Exercise objective –
The entries below are to be written out again without alteration.

Figure collection entries –
==========

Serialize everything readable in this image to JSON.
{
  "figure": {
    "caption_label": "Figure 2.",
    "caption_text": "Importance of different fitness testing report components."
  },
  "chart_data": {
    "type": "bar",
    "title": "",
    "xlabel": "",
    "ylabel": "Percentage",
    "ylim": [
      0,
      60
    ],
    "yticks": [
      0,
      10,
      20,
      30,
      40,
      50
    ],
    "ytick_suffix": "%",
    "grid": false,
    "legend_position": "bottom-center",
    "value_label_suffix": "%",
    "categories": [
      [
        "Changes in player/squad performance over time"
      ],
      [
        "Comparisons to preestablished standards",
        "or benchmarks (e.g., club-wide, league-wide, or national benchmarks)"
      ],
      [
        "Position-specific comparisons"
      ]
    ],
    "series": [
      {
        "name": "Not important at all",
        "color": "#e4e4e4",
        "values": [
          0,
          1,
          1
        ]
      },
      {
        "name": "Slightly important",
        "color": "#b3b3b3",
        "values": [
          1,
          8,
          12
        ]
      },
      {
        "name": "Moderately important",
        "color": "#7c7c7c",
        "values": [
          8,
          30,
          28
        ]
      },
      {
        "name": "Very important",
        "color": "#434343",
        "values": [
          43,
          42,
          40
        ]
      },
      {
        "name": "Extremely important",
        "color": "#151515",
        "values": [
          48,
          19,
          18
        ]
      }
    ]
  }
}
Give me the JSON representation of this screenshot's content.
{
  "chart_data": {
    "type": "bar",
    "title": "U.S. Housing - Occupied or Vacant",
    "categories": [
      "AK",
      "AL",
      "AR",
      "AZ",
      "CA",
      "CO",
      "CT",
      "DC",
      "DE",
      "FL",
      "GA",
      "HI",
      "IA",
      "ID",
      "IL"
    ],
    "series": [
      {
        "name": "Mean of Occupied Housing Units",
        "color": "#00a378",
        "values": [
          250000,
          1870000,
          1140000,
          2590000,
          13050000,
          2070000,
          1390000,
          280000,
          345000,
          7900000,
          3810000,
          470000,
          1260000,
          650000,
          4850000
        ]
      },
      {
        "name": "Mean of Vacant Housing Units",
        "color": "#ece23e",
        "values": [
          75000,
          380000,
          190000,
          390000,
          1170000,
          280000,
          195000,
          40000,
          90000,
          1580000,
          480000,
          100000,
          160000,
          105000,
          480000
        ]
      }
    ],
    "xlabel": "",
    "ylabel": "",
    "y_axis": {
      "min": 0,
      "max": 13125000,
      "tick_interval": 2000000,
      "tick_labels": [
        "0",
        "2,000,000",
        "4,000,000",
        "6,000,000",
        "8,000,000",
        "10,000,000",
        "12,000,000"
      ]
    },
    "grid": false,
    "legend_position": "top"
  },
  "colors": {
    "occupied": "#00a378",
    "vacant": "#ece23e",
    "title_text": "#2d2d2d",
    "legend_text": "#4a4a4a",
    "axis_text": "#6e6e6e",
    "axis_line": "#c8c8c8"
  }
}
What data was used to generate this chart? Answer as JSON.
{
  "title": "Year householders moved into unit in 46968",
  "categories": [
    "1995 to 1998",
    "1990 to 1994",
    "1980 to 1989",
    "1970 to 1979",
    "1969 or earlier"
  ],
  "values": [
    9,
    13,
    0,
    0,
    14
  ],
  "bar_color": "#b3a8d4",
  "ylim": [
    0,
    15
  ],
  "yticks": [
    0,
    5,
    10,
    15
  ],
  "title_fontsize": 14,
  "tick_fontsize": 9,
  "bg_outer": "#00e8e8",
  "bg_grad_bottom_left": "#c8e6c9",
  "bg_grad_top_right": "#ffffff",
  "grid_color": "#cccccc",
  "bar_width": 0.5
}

==========

Output below –
Serialize everything readable in this image to JSON.
{
  "figure": {
    "caption_label": "Figure 2.",
    "caption_text": "Importance of different fitness testing report components."
  },
  "chart_data": {
    "type": "bar",
    "title": "",
    "xlabel": "",
    "ylabel": "Percentage",
    "ylim": [
      0,
      60
    ],
    "yticks": [
      0,
      10,
      20,
      30,
      40,
      50
    ],
    "ytick_suffix": "%",
    "grid": false,
    "legend_position": "bottom-center",
    "value_label_suffix": "%",
    "categories": [
      [
        "Changes in player/squad performance over time"
      ],
      [
        "Comparisons to preestablished standards",
        "or benchmarks (e.g., club-wide, league-wide, or national benchmarks)"
      ],
      [
        "Position-specific comparisons"
      ]
    ],
    "series": [
      {
        "name": "Not important at all",
        "color": "#e4e4e4",
        "values": [
          0,
          1,
          1
        ]
      },
      {
        "name": "Slightly important",
        "color": "#b3b3b3",
        "values": [
          1,
          8,
          12
        ]
      },
      {
        "name": "Moderately important",
        "color": "#7c7c7c",
        "values": [
          8,
          30,
          28
        ]
      },
      {
        "name": "Very important",
        "color": "#434343",
        "values": [
          43,
          42,
          40
        ]
      },
      {
        "name": "Extremely important",
        "color": "#151515",
        "values": [
          48,
          19,
          18
        ]
      }
    ]
  }
}
Give me the JSON representation of this screenshot's content.
{
  "chart_data": {
    "type": "bar",
    "title": "U.S. Housing - Occupied or Vacant",
    "categories": [
      "AK",
      "AL",
      "AR",
      "AZ",
      "CA",
      "CO",
      "CT",
      "DC",
      "DE",
      "FL",
      "GA",
      "HI",
      "IA",
      "ID",
      "IL"
    ],
    "series": [
      {
        "name": "Mean of Occupied Housing Units",
        "color": "#00a378",
        "values": [
          250000,
          1870000,
          1140000,
          2590000,
          13050000,
          2070000,
          1390000,
          280000,
          345000,
          7900000,
          3810000,
          470000,
          1260000,
          650000,
          4850000
        ]
      },
      {
        "name": "Mean of Vacant Housing Units",
        "color": "#ece23e",
        "values": [
          75000,
          380000,
          190000,
          390000,
          1170000,
          280000,
          195000,
          40000,
          90000,
          1580000,
          480000,
          100000,
          160000,
          105000,
          480000
        ]
      }
    ],
    "xlabel": "",
    "ylabel": "",
    "y_axis": {
      "min": 0,
      "max": 13125000,
      "tick_interval": 2000000,
      "tick_labels": [
        "0",
        "2,000,000",
        "4,000,000",
        "6,000,000",
        "8,000,000",
        "10,000,000",
        "12,000,000"
      ]
    },
    "grid": false,
    "legend_position": "top"
  },
  "colors": {
    "occupied": "#00a378",
    "vacant": "#ece23e",
    "title_text": "#2d2d2d",
    "legend_text": "#4a4a4a",
    "axis_text": "#6e6e6e",
    "axis_line": "#c8c8c8"
  }
}
What data was used to generate this chart? Answer as JSON.
{
  "title": "Year householders moved into unit in 46968",
  "categories": [
    "1995 to 1998",
    "1990 to 1994",
    "1980 to 1989",
    "1970 to 1979",
    "1969 or earlier"
  ],
  "values": [
    9,
    13,
    0,
    0,
    14
  ],
  "bar_color": "#b3a8d4",
  "ylim": [
    0,
    15
  ],
  "yticks": [
    0,
    5,
    10,
    15
  ],
  "title_fontsize": 14,
  "tick_fontsize": 9,
  "bg_outer": "#00e8e8",
  "bg_grad_bottom_left": "#c8e6c9",
  "bg_grad_top_right": "#ffffff",
  "grid_color": "#cccccc",
  "bar_width": 0.5
}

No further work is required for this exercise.